## PROBLEM DESCRIPTION
Below are the records. Count the lines containing the string "Temperature", and reply with the number alone.

## STORED DATA
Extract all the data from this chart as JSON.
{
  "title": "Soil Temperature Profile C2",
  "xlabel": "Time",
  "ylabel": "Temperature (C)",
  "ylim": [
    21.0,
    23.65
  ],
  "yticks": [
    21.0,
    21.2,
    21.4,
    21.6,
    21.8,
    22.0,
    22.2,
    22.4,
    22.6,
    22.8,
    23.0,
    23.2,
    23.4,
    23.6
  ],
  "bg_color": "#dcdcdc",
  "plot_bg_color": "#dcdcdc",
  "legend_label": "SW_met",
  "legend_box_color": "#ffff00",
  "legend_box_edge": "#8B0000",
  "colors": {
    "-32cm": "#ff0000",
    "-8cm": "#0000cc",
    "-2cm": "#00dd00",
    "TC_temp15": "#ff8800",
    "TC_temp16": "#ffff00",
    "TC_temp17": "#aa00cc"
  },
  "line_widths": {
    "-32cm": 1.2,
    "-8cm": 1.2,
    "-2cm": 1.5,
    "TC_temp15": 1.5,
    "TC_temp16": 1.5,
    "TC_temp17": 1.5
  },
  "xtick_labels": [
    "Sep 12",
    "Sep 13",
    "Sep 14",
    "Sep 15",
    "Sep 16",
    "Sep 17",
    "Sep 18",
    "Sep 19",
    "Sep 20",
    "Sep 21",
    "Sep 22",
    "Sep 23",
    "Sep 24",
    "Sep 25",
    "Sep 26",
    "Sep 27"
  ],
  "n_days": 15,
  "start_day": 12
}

## WRITTEN RESPONSE
2